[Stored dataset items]
= = = = = = =

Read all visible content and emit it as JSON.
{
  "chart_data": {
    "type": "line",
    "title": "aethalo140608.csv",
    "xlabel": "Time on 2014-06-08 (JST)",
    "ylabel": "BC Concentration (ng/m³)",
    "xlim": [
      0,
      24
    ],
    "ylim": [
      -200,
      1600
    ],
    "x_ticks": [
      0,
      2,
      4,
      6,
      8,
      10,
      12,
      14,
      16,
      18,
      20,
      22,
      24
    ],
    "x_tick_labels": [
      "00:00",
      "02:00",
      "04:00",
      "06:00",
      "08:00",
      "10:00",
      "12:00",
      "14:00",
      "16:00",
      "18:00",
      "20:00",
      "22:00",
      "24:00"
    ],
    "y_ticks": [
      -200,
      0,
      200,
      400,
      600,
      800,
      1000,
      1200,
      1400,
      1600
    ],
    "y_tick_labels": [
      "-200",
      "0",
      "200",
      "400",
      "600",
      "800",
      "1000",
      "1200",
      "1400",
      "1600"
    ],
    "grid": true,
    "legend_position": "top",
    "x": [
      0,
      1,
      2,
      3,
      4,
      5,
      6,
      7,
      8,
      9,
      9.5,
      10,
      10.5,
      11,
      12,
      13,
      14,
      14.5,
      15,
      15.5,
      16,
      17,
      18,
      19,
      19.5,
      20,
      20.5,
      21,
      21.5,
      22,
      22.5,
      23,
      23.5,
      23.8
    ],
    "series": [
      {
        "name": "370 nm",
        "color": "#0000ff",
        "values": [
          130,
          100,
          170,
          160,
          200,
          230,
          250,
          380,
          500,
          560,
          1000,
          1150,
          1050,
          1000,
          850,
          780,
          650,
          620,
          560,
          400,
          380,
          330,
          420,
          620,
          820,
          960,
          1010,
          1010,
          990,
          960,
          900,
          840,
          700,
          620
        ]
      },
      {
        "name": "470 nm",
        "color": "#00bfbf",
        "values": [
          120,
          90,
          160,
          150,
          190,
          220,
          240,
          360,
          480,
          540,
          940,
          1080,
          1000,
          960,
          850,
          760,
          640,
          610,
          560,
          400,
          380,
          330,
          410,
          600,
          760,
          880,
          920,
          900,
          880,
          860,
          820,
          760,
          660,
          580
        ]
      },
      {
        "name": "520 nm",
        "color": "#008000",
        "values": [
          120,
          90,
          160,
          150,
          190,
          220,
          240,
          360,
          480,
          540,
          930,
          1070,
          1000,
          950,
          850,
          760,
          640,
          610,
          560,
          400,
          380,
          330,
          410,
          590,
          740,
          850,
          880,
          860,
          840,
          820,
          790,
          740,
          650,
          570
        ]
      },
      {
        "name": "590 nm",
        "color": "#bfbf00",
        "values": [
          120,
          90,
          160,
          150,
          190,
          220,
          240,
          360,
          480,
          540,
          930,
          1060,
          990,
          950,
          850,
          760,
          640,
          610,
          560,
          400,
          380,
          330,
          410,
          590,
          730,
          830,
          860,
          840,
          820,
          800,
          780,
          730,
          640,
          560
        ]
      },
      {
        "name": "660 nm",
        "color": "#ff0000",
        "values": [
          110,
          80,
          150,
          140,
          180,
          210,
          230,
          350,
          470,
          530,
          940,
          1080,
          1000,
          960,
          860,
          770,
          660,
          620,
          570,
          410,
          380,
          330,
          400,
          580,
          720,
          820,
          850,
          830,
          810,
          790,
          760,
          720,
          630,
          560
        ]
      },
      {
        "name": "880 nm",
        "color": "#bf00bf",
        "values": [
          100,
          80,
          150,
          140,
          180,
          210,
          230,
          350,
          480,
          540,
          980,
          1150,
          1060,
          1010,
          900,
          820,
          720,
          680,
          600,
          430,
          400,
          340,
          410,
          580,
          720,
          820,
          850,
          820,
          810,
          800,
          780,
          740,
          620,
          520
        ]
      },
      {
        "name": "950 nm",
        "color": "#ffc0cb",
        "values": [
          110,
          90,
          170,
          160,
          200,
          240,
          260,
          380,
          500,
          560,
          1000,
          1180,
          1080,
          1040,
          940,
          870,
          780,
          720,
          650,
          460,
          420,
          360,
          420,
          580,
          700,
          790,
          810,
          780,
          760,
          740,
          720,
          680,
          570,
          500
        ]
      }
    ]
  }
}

= = = = = = =

▶ **Work to do**
List each line of the records that holds the string "name".

▶ **Answer**
        "name": "370 nm",
        "name": "470 nm",
        "name": "520 nm",
        "name": "590 nm",
        "name": "660 nm",
        "name": "880 nm",
        "name": "950 nm",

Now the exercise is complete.